What is asked:
Return each line containing "Seminarian".

Dataset entries
* begin *

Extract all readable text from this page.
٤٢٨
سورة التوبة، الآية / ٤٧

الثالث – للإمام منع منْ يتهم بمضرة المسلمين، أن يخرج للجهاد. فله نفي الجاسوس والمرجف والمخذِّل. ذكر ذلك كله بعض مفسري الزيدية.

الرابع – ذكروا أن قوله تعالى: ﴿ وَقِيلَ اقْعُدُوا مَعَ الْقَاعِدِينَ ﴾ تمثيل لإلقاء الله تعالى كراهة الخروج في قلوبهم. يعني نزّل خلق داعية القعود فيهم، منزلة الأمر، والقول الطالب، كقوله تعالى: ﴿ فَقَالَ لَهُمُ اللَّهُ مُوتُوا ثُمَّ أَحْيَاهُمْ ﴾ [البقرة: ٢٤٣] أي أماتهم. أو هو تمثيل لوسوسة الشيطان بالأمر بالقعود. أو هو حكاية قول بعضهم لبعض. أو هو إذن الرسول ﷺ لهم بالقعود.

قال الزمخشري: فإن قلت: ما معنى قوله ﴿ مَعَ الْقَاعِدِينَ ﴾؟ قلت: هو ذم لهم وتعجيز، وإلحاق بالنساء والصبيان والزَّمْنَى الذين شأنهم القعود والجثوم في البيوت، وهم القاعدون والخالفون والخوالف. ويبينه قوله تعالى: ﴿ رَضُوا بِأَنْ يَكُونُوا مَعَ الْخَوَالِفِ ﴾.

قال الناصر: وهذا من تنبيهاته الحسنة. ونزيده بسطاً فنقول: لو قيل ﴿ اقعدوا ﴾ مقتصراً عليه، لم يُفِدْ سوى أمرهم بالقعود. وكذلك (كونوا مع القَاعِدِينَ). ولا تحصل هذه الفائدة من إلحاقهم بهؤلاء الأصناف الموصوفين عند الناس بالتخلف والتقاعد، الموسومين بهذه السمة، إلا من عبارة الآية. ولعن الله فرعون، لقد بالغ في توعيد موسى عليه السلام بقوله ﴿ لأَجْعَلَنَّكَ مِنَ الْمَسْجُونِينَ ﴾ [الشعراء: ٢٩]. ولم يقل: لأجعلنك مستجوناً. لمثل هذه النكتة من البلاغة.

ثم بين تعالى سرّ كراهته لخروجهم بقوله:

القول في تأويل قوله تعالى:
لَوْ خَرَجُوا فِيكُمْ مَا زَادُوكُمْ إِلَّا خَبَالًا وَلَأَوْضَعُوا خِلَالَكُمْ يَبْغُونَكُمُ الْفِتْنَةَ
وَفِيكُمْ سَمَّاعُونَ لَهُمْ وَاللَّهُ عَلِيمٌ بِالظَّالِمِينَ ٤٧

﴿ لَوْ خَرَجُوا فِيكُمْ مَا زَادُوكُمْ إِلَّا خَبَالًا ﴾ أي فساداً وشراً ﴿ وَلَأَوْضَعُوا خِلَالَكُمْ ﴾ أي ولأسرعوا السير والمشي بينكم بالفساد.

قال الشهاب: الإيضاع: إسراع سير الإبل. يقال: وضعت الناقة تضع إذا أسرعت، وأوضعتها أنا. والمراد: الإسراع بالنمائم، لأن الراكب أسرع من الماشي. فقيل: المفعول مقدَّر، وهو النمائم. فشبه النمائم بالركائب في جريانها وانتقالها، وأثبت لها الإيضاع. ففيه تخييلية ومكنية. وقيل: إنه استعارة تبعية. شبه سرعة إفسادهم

* end *
* begin *

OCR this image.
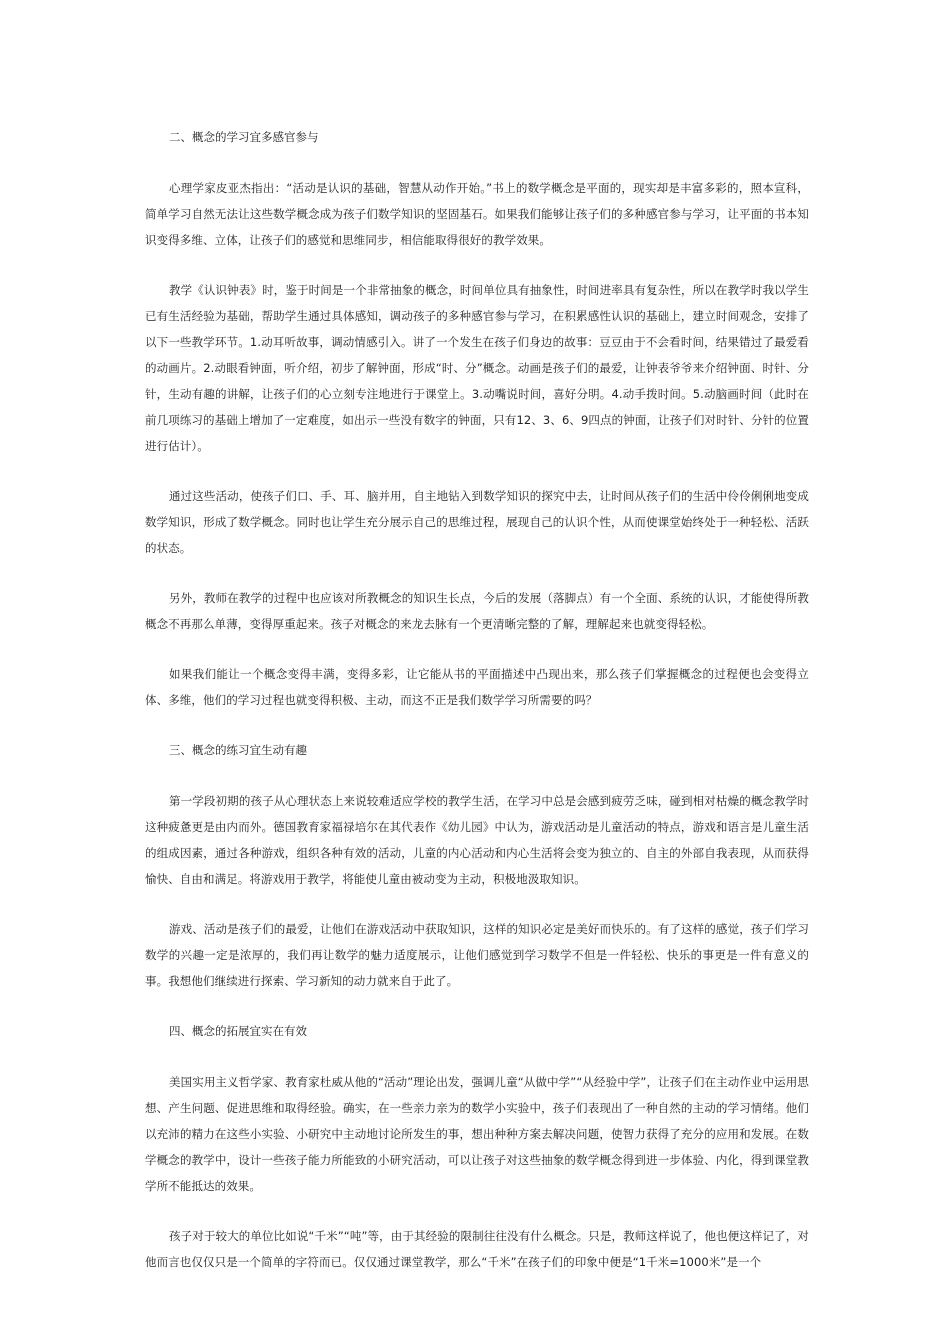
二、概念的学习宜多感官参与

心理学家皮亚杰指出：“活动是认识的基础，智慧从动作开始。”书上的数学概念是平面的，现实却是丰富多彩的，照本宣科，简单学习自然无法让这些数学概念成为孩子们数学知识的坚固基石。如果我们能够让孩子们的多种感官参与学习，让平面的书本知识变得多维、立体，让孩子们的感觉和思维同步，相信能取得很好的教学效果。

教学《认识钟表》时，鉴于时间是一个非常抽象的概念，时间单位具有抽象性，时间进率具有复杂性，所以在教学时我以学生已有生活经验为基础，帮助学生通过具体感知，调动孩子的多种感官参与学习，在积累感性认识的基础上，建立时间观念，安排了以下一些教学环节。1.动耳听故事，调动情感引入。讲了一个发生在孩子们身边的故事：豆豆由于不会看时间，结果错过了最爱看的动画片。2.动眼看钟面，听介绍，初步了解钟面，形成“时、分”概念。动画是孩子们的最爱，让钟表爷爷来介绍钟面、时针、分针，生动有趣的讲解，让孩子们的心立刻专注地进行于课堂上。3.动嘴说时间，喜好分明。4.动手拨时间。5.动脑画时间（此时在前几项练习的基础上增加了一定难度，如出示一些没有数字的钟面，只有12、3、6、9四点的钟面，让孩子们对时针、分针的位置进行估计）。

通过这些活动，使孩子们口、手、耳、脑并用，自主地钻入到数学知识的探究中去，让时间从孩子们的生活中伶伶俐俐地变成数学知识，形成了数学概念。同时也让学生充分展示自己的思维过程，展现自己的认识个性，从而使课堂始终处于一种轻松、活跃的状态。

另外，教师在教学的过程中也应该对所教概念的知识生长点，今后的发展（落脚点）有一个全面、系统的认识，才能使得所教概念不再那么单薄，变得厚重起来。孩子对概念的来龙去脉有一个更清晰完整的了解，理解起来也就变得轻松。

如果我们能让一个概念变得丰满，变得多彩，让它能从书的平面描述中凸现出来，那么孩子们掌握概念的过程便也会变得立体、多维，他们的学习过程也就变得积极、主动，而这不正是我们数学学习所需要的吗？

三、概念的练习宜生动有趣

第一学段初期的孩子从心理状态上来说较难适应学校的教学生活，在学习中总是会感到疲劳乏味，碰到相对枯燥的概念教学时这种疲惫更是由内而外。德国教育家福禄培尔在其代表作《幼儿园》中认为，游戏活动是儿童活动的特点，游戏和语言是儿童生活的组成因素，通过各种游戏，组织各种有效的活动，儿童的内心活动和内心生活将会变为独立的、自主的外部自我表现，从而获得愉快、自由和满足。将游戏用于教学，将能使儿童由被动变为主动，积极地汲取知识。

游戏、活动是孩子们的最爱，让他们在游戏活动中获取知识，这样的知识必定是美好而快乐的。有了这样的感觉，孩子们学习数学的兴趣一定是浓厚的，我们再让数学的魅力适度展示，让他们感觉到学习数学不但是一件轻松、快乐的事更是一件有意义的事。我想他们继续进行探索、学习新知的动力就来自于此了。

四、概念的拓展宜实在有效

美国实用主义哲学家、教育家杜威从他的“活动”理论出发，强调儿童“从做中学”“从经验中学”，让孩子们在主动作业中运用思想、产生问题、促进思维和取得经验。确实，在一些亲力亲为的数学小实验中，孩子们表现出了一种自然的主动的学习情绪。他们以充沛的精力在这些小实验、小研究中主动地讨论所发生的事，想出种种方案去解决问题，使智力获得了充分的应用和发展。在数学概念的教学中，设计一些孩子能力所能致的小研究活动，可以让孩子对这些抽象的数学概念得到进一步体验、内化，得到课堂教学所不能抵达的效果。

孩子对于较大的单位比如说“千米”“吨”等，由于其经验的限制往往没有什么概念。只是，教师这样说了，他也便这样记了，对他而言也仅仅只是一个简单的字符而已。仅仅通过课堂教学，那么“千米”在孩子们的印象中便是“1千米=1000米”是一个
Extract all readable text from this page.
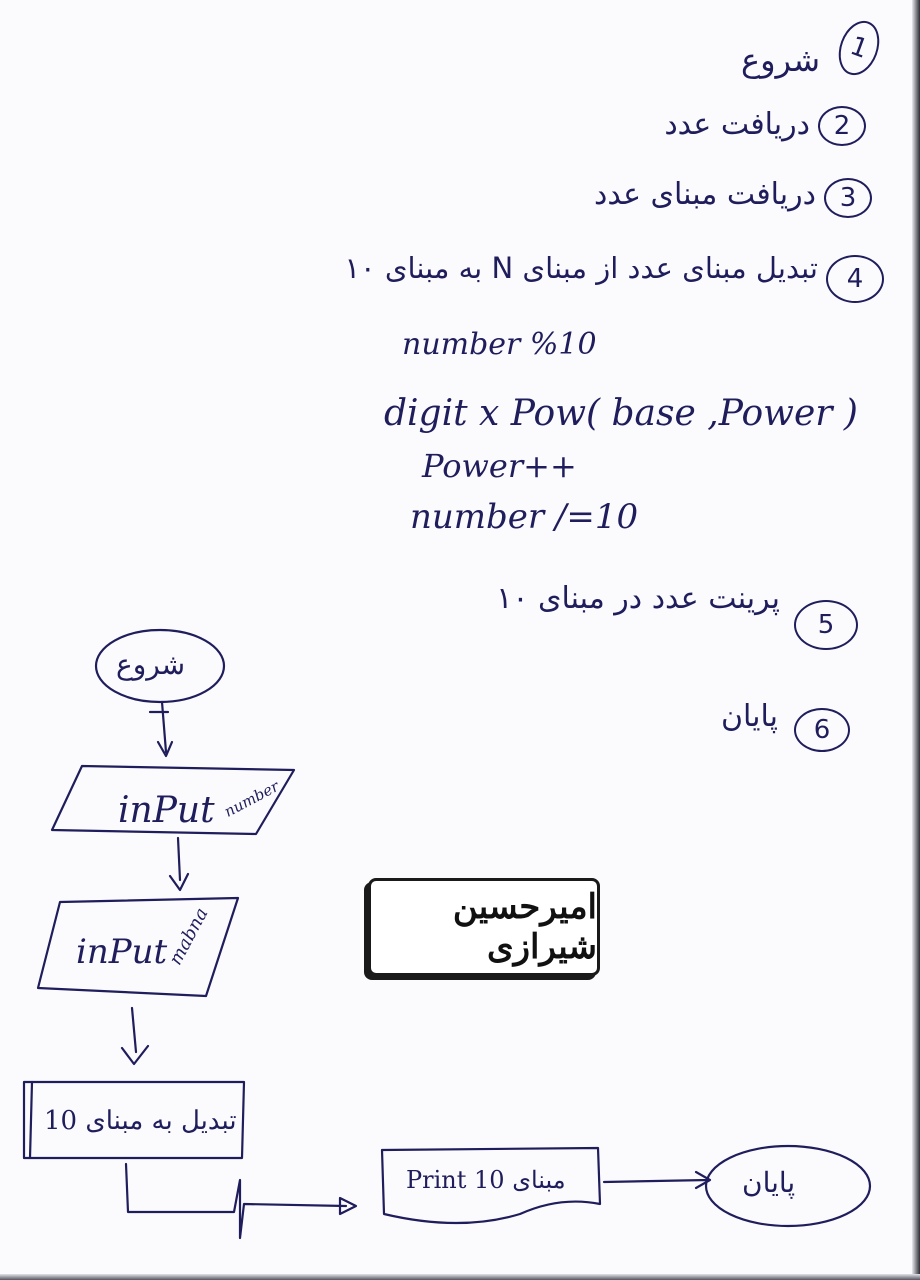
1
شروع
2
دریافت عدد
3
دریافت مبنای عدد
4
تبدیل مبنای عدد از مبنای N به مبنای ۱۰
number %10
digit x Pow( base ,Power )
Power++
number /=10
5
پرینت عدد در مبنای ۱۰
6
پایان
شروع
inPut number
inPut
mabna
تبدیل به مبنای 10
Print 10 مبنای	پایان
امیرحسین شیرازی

* end *
* begin *

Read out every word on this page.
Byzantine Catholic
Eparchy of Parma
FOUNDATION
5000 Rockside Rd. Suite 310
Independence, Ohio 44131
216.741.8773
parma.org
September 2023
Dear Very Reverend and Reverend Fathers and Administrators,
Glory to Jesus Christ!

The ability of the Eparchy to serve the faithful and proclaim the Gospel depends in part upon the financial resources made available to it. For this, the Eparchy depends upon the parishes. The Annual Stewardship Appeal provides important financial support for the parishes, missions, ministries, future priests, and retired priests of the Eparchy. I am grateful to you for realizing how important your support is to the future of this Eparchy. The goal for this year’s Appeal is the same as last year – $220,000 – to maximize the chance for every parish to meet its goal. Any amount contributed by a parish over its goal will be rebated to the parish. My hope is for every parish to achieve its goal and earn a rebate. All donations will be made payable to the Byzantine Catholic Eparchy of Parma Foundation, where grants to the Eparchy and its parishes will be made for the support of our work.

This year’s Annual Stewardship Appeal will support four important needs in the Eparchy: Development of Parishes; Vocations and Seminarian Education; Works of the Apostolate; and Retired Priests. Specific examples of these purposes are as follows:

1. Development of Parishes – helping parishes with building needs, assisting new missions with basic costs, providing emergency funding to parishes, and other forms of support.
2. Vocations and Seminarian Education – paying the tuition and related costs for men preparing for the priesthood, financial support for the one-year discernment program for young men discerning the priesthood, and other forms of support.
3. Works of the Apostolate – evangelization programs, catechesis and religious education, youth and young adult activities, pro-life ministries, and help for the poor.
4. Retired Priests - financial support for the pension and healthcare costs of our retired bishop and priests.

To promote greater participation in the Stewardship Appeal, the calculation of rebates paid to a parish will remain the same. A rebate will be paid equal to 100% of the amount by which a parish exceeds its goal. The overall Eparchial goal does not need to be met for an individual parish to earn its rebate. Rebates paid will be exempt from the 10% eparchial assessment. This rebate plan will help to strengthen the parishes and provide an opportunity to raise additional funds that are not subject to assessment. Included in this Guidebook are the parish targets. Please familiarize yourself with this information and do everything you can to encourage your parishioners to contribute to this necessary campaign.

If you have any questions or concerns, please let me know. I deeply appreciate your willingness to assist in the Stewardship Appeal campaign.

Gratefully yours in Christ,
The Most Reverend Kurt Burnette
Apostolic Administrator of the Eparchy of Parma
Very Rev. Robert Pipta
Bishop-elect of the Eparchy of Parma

* end *

Exercise answer:
This year’s Annual Stewardship Appeal will support four important needs in the Eparchy: Development of Parishes; Vocations and Seminarian Education; Works of the Apostolate; and Retired Priests. Specific examples of these purposes are as follows:
2. Vocations and Seminarian Education – paying the tuition and related costs for men preparing for the priesthood, financial support for the one-year discernment program for young men discerning the priesthood, and other forms of support.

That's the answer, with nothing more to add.